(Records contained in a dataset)
>>>
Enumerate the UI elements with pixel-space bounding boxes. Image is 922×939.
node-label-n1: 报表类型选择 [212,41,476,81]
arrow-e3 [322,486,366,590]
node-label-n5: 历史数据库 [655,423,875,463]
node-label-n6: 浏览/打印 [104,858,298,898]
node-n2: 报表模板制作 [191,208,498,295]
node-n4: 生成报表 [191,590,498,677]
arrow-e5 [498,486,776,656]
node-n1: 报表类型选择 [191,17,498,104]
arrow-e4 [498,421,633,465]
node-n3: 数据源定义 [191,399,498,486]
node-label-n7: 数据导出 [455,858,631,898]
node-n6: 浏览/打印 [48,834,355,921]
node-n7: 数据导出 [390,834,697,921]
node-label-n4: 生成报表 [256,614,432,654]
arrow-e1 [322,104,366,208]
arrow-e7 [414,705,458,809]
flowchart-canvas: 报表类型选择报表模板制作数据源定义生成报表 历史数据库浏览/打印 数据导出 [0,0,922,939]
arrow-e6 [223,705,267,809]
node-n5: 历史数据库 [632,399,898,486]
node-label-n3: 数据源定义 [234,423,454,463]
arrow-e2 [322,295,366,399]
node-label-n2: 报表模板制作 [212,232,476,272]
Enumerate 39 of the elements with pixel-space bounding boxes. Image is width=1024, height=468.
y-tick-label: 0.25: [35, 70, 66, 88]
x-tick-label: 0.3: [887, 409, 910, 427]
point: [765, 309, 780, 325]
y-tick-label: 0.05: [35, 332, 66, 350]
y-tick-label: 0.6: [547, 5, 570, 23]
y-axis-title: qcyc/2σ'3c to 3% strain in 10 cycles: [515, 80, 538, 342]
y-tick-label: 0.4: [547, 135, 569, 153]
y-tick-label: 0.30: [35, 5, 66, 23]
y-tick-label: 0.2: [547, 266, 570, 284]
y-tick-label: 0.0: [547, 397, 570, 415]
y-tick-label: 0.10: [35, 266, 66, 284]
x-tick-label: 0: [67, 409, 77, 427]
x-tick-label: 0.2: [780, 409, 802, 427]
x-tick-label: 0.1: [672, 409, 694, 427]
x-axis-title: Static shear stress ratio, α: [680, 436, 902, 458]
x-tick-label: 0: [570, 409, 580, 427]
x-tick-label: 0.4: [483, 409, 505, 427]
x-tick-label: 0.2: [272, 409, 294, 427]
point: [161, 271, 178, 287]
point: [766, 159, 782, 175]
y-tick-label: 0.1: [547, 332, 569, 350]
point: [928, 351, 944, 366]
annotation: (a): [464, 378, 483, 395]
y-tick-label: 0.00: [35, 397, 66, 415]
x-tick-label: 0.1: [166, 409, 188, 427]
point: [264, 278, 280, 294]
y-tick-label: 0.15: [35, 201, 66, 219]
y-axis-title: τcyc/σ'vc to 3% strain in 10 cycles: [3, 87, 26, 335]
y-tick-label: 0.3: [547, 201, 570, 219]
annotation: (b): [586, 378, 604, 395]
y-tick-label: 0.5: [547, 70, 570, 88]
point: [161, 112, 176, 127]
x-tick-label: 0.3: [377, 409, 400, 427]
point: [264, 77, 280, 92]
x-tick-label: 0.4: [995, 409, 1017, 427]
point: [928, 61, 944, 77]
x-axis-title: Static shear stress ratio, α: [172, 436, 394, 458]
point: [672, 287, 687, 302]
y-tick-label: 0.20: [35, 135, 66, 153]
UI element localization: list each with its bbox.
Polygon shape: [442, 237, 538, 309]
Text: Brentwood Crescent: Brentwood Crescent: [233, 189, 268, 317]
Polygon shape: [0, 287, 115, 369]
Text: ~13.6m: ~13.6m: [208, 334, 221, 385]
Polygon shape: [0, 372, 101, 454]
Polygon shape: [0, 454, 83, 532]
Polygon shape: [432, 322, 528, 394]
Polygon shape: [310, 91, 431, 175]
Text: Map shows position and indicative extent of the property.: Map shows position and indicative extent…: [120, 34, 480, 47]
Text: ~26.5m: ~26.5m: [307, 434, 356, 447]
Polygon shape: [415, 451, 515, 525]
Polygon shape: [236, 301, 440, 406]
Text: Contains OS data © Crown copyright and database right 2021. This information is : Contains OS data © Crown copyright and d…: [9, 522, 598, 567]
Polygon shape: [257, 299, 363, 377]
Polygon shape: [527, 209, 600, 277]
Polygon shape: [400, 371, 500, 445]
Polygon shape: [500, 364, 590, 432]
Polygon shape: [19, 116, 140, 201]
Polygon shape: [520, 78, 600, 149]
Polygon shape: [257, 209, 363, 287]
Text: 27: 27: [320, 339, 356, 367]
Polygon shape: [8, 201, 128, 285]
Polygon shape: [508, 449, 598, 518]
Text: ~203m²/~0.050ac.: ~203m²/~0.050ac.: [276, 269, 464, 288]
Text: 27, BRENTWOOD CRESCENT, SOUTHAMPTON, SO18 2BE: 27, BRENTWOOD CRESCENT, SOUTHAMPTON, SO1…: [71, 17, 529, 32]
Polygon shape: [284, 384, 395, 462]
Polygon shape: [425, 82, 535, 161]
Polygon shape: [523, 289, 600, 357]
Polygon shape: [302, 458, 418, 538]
<<<
AIM: Please copy the rows word for word, from the first row up to and including the line with "y-tick-label: 0.2: [547, 266, 570, 284]".

WORKED ANSWER:
Enumerate the UI elements with pixel-space bounding boxes. Image is 922×939.
node-label-n1: 报表类型选择 [212,41,476,81]
arrow-e3 [322,486,366,590]
node-label-n5: 历史数据库 [655,423,875,463]
node-label-n6: 浏览/打印 [104,858,298,898]
node-n2: 报表模板制作 [191,208,498,295]
node-n4: 生成报表 [191,590,498,677]
arrow-e5 [498,486,776,656]
node-n1: 报表类型选择 [191,17,498,104]
arrow-e4 [498,421,633,465]
node-n3: 数据源定义 [191,399,498,486]
node-label-n7: 数据导出 [455,858,631,898]
node-n6: 浏览/打印 [48,834,355,921]
node-n7: 数据导出 [390,834,697,921]
node-label-n4: 生成报表 [256,614,432,654]
arrow-e1 [322,104,366,208]
arrow-e7 [414,705,458,809]
flowchart-canvas: 报表类型选择报表模板制作数据源定义生成报表 历史数据库浏览/打印 数据导出 [0,0,922,939]
arrow-e6 [223,705,267,809]
node-n5: 历史数据库 [632,399,898,486]
node-label-n3: 数据源定义 [234,423,454,463]
arrow-e2 [322,295,366,399]
node-label-n2: 报表模板制作 [212,232,476,272]
Enumerate 39 of the elements with pixel-space bounding boxes. Image is width=1024, height=468.
y-tick-label: 0.25: [35, 70, 66, 88]
x-tick-label: 0.3: [887, 409, 910, 427]
point: [765, 309, 780, 325]
y-tick-label: 0.05: [35, 332, 66, 350]
y-tick-label: 0.6: [547, 5, 570, 23]
y-axis-title: qcyc/2σ'3c to 3% strain in 10 cycles: [515, 80, 538, 342]
y-tick-label: 0.4: [547, 135, 569, 153]
y-tick-label: 0.30: [35, 5, 66, 23]
y-tick-label: 0.2: [547, 266, 570, 284]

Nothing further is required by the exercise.